Look below. Copy each line that has "土耳其海峡" in it.
---------- Material shown
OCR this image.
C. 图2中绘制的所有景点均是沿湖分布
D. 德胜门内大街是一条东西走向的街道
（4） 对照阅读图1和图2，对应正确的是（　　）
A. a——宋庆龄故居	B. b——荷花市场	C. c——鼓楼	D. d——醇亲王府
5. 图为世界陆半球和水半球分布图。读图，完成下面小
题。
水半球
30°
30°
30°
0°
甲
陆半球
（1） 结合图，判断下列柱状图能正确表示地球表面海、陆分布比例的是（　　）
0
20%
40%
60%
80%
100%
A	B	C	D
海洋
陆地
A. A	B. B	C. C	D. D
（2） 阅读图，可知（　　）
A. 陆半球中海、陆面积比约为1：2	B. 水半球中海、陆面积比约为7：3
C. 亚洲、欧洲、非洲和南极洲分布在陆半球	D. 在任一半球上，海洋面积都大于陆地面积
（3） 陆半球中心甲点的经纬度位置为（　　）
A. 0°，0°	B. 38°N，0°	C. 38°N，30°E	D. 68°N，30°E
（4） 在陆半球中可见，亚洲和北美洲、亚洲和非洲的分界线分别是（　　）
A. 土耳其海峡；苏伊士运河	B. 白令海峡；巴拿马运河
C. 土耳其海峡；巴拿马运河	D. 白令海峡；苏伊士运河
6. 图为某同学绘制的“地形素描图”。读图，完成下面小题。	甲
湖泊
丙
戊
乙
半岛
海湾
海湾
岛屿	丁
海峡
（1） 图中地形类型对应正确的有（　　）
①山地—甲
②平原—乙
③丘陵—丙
--------------------
▸ **Solution for this problem**:
A. 土耳其海峡；苏伊士运河	B. 白令海峡；巴拿马运河
C. 土耳其海峡；巴拿马运河	D. 白令海峡；苏伊士运河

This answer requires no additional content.